### Work instructions:
Locate the word "Scenario" in the entries below, then gather every line that holds it.

### Excerpted data:
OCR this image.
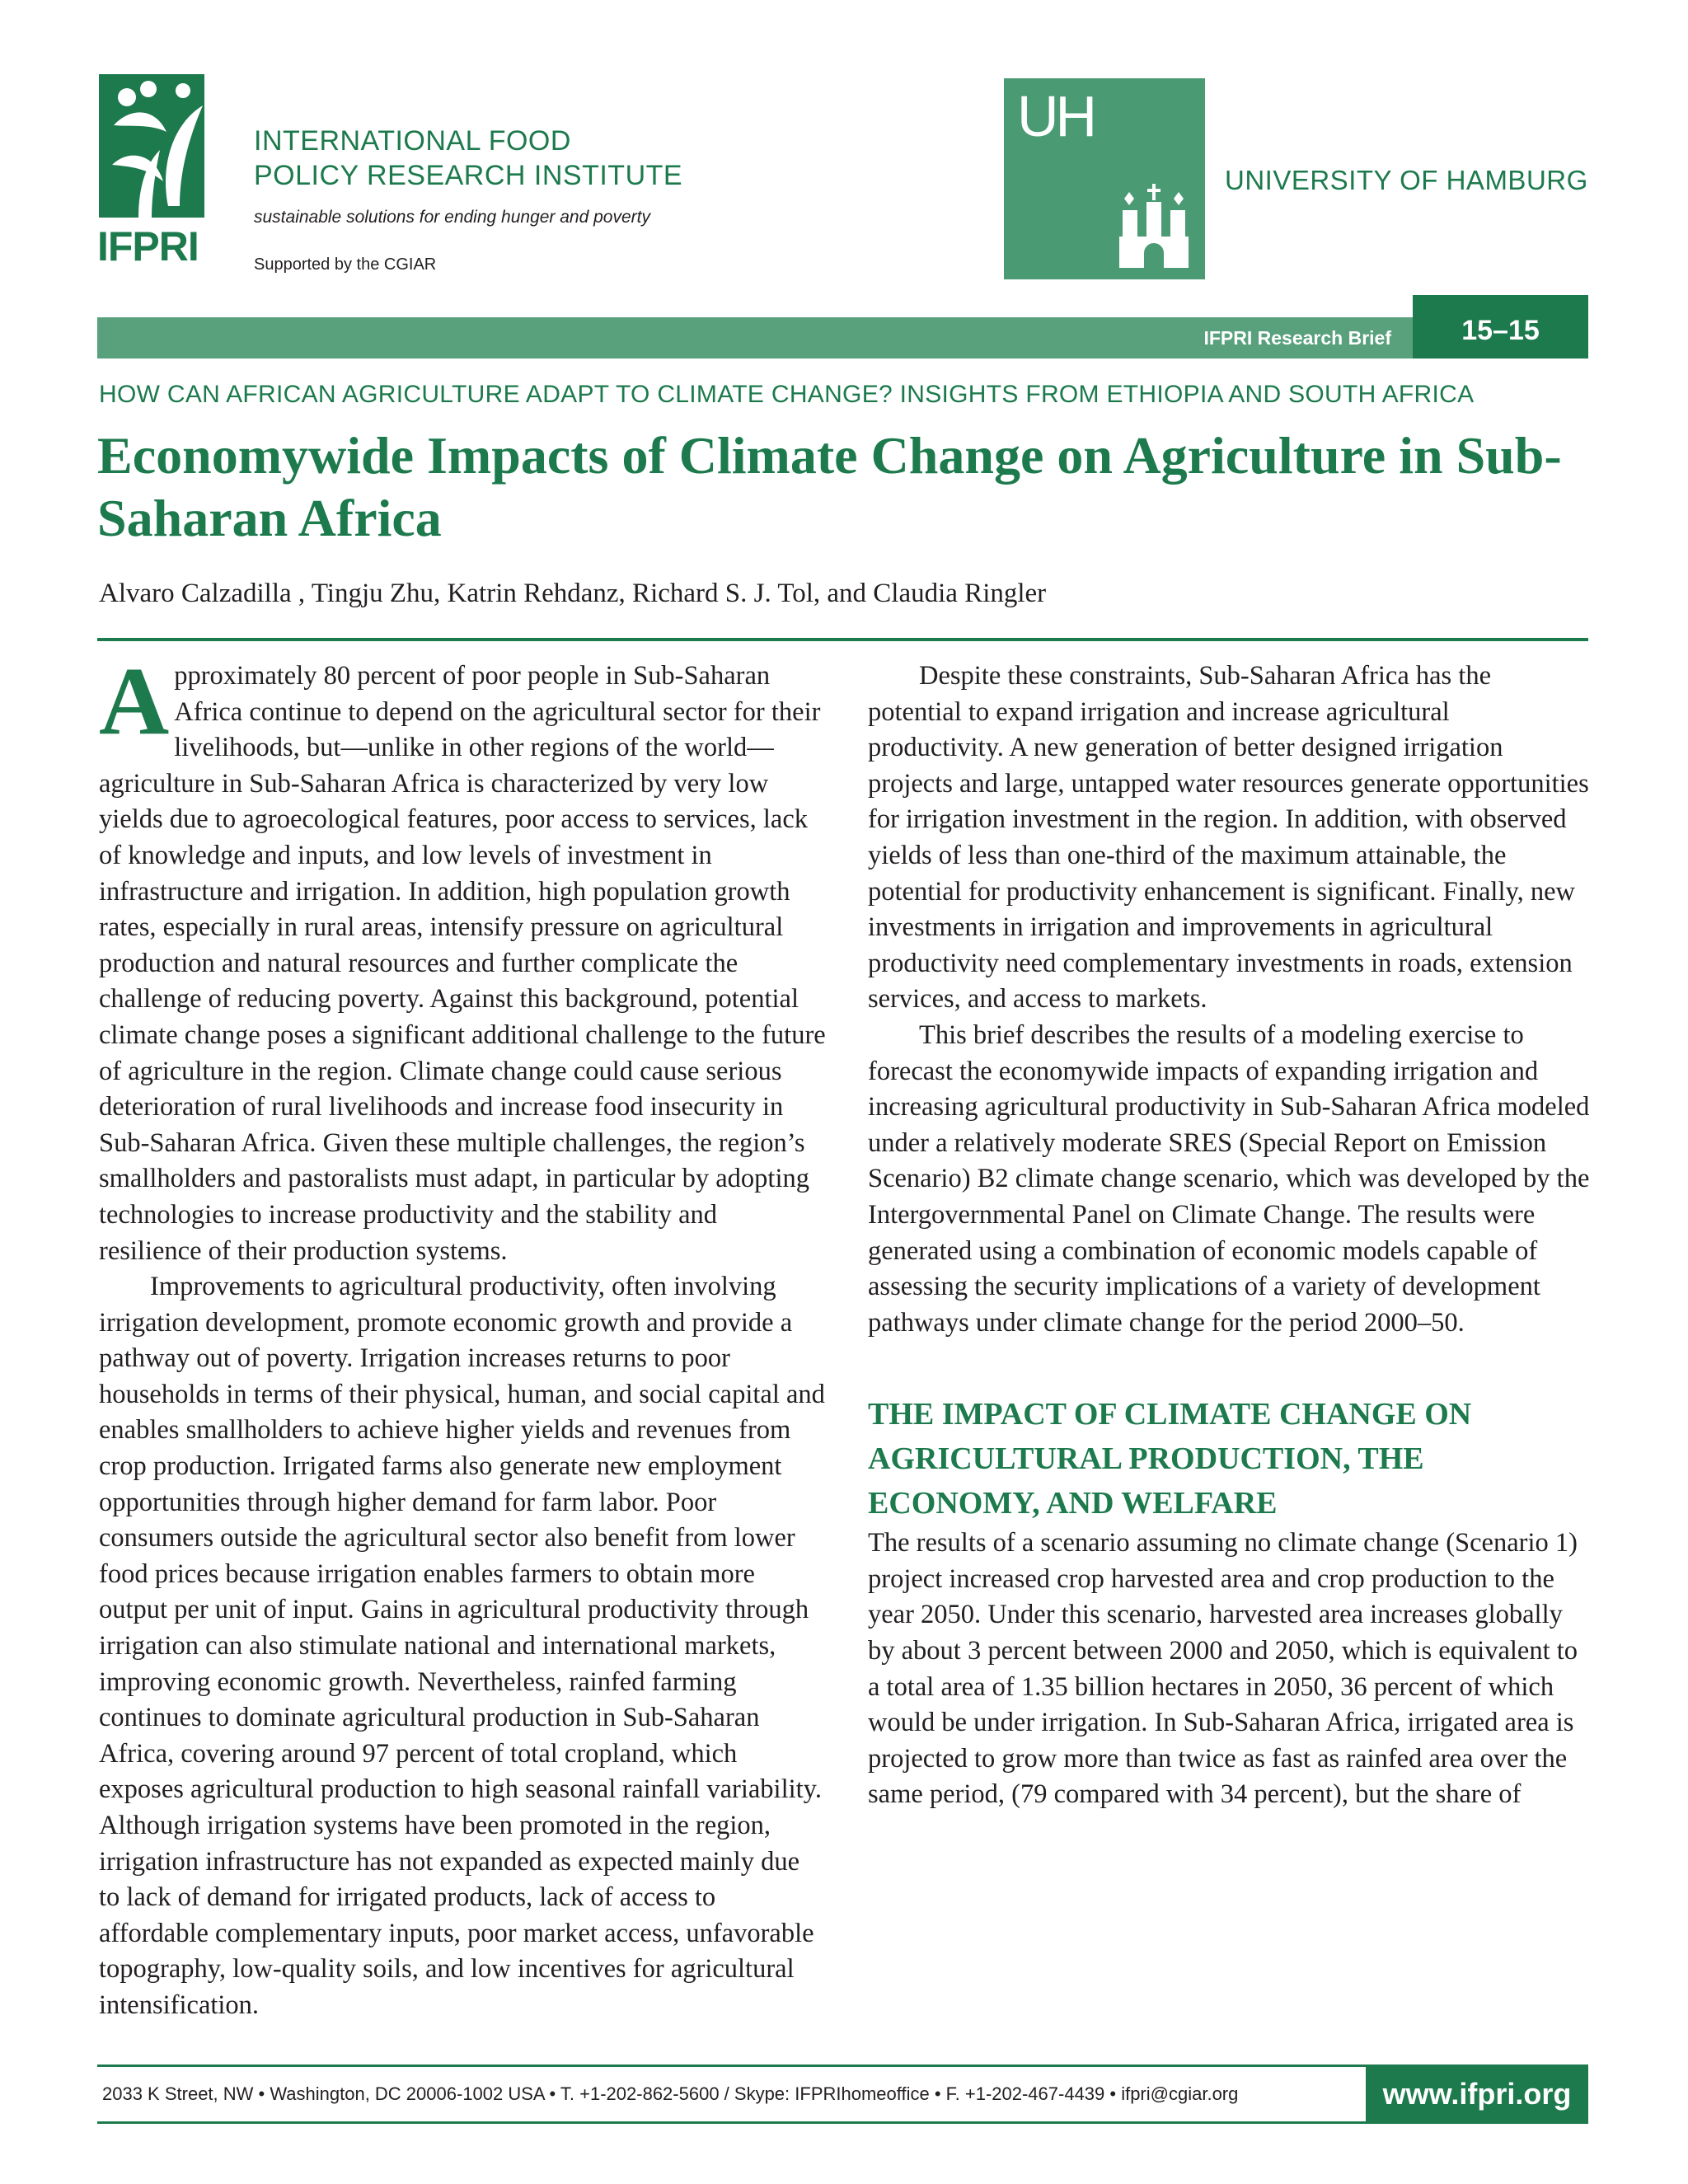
IFPRI
INTERNATIONAL FOOD
POLICY RESEARCH INSTITUTE
sustainable solutions for ending hunger and poverty
Supported by the CGIAR
UH
UNIVERSITY OF HAMBURG
IFPRI Research Brief	15–15
HOW CAN AFRICAN AGRICULTURE ADAPT TO CLIMATE CHANGE? INSIGHTS FROM ETHIOPIA AND SOUTH AFRICA
Economywide Impacts of Climate Change on Agriculture in Sub-Saharan Africa
Alvaro Calzadilla , Tingju Zhu, Katrin Rehdanz, Richard S. J. Tol, and Claudia Ringler

Approximately 80 percent of poor people in Sub-Saharan Africa continue to depend on the agricultural sector for their livelihoods, but—unlike in other regions of the world—agriculture in Sub-Saharan Africa is characterized by very low yields due to agroecological features, poor access to services, lack of knowledge and inputs, and low levels of investment in infrastructure and irrigation. In addition, high population growth rates, especially in rural areas, intensify pressure on agricultural production and natural resources and further complicate the challenge of reducing poverty. Against this background, potential climate change poses a significant additional challenge to the future of agriculture in the region. Climate change could cause serious deterioration of rural livelihoods and increase food insecurity in Sub-Saharan Africa. Given these multiple challenges, the region’s smallholders and pastoralists must adapt, in particular by adopting technologies to increase productivity and the stability and resilience of their production systems.

Improvements to agricultural productivity, often involving irrigation development, promote economic growth and provide a pathway out of poverty. Irrigation increases returns to poor households in terms of their physical, human, and social capital and enables smallholders to achieve higher yields and revenues from crop production. Irrigated farms also generate new employment opportunities through higher demand for farm labor. Poor consumers outside the agricultural sector also benefit from lower food prices because irrigation enables farmers to obtain more output per unit of input. Gains in agricultural productivity through irrigation can also stimulate national and international markets, improving economic growth. Nevertheless, rainfed farming continues to dominate agricultural production in Sub-Saharan Africa, covering around 97 percent of total cropland, which exposes agricultural production to high seasonal rainfall variability. Although irrigation systems have been promoted in the region, irrigation infrastructure has not expanded as expected mainly due to lack of demand for irrigated products, lack of access to affordable complementary inputs, poor market access, unfavorable topography, low-quality soils, and low incentives for agricultural intensification.

Despite these constraints, Sub-Saharan Africa has the potential to expand irrigation and increase agricultural productivity. A new generation of better designed irrigation projects and large, untapped water resources generate opportunities for irrigation investment in the region. In addition, with observed yields of less than one-third of the maximum attainable, the potential for productivity enhancement is significant. Finally, new investments in irrigation and improvements in agricultural productivity need complementary investments in roads, extension services, and access to markets.

This brief describes the results of a modeling exercise to forecast the economywide impacts of expanding irrigation and increasing agricultural productivity in Sub-Saharan Africa modeled under a relatively moderate SRES (Special Report on Emission Scenario) B2 climate change scenario, which was developed by the Intergovernmental Panel on Climate Change. The results were generated using a combination of economic models capable of assessing the security implications of a variety of development pathways under climate change for the period 2000–50.

THE IMPACT OF CLIMATE CHANGE ON AGRICULTURAL PRODUCTION, THE ECONOMY, AND WELFARE

The results of a scenario assuming no climate change (Scenario 1) project increased crop harvested area and crop production to the year 2050. Under this scenario, harvested area increases globally by about 3 percent between 2000 and 2050, which is equivalent to a total area of 1.35 billion hectares in 2050, 36 percent of which would be under irrigation. In Sub-Saharan Africa, irrigated area is projected to grow more than twice as fast as rainfed area over the same period, (79 compared with 34 percent), but the share of

2033 K Street, NW • Washington, DC 20006-1002 USA • T. +1-202-862-5600 / Skype: IFPRIhomeoffice • F. +1-202-467-4439 • ifpri@cgiar.org	www.ifpri.org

### Response to this exercise:
This brief describes the results of a modeling exercise to forecast the economywide impacts of expanding irrigation and increasing agricultural productivity in Sub-Saharan Africa modeled under a relatively moderate SRES (Special Report on Emission Scenario) B2 climate change scenario, which was developed by the Intergovernmental Panel on Climate Change. The results were generated using a combination of economic models capable of assessing the security implications of a variety of development pathways under climate change for the period 2000–50.
The results of a scenario assuming no climate change (Scenario 1) project increased crop harvested area and crop production to the year 2050. Under this scenario, harvested area increases globally by about 3 percent between 2000 and 2050, which is equivalent to a total area of 1.35 billion hectares in 2050, 36 percent of which would be under irrigation. In Sub-Saharan Africa, irrigated area is projected to grow more than twice as fast as rainfed area over the same period, (79 compared with 34 percent), but the share of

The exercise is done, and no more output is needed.